>> START Data rows

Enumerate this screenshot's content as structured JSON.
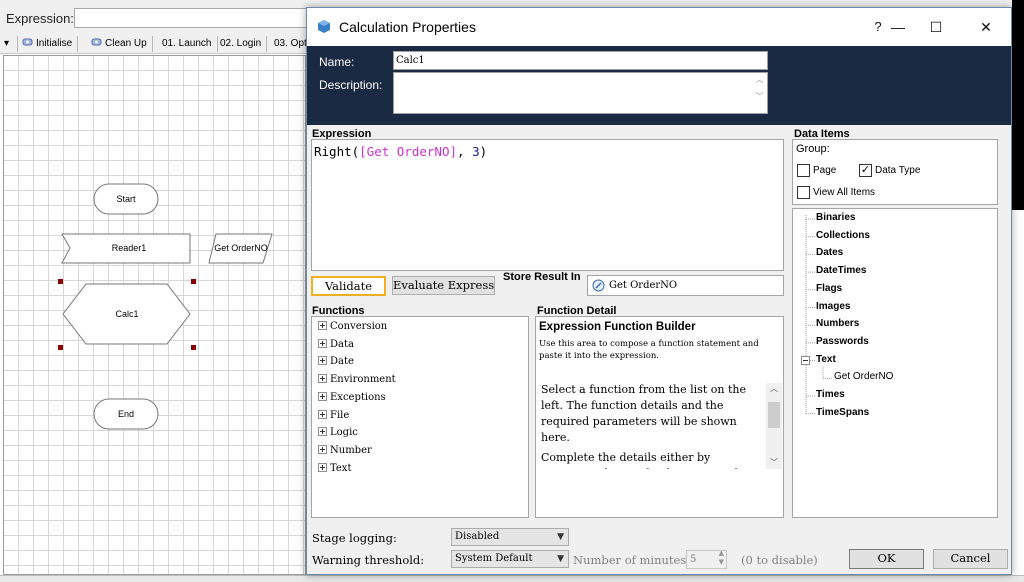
{
  "background": {
    "expression_label": "Expression:",
    "tabs": [
      {
        "label": "Initialise",
        "icon": "gear-icon"
      },
      {
        "label": "Clean Up",
        "icon": "gear-icon"
      },
      {
        "label": "01. Launch"
      },
      {
        "label": "02. Login"
      },
      {
        "label": "03. Opt"
      }
    ],
    "stages": {
      "start": "Start",
      "reader": "Reader1",
      "data_item": "Get OrderNO",
      "calc": "Calc1",
      "end": "End"
    }
  },
  "dialog": {
    "title": "Calculation Properties",
    "buttons": {
      "help": "?",
      "minimize": "—",
      "maximize": "☐",
      "close": "✕"
    },
    "name_label": "Name:",
    "name_value": "Calc1",
    "description_label": "Description:",
    "description_value": "",
    "expression": {
      "title": "Expression",
      "fn": "Right(",
      "param": "[Get OrderNO]",
      "sep": ", ",
      "num": "3",
      "close": ")"
    },
    "validate_label": "Validate",
    "evaluate_label": "Evaluate Expressi",
    "store_result_label": "Store Result In",
    "store_result_value": "Get OrderNO",
    "functions": {
      "title": "Functions",
      "items": [
        "Conversion",
        "Data",
        "Date",
        "Environment",
        "Exceptions",
        "File",
        "Logic",
        "Number",
        "Text"
      ]
    },
    "function_detail": {
      "title": "Function Detail",
      "heading": "Expression Function Builder",
      "intro": "Use this area to compose a function statement and paste it into the expression.",
      "para1": "Select a function from the list on the left. The function details and the required parameters will be shown here.",
      "para2": "Complete the details either by entering values or by dragging in data items"
    },
    "data_items": {
      "title": "Data Items",
      "group_label": "Group:",
      "page_label": "Page",
      "page_checked": false,
      "data_type_label": "Data Type",
      "data_type_checked": true,
      "view_all_label": "View All Items",
      "view_all_checked": false,
      "tree": [
        {
          "label": "Binaries",
          "level": 0
        },
        {
          "label": "Collections",
          "level": 0
        },
        {
          "label": "Dates",
          "level": 0
        },
        {
          "label": "DateTimes",
          "level": 0
        },
        {
          "label": "Flags",
          "level": 0
        },
        {
          "label": "Images",
          "level": 0
        },
        {
          "label": "Numbers",
          "level": 0
        },
        {
          "label": "Passwords",
          "level": 0
        },
        {
          "label": "Text",
          "level": 0,
          "expanded": true
        },
        {
          "label": "Get OrderNO",
          "level": 1
        },
        {
          "label": "Times",
          "level": 0
        },
        {
          "label": "TimeSpans",
          "level": 0
        }
      ]
    },
    "stage_logging_label": "Stage logging:",
    "stage_logging_value": "Disabled",
    "warning_label": "Warning threshold:",
    "warning_value": "System Default",
    "minutes_label": "Number of minutes",
    "minutes_value": "5",
    "disable_hint": "(0 to disable)",
    "ok_label": "OK",
    "cancel_label": "Cancel"
  },
  "colors": {
    "header_bg": "#1b2a43",
    "expression_param": "#cc33cc",
    "expression_number": "#1a1aaa",
    "validate_border": "#f0b020"
  }
}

>> END Data rows

→ Objective: Search the data for the word "OrderNO" and copy each line where it appears.

→ The solution:
      "data_item": "Get OrderNO",
      "param": "[Get OrderNO]",
    "store_result_value": "Get OrderNO",
          "label": "Get OrderNO",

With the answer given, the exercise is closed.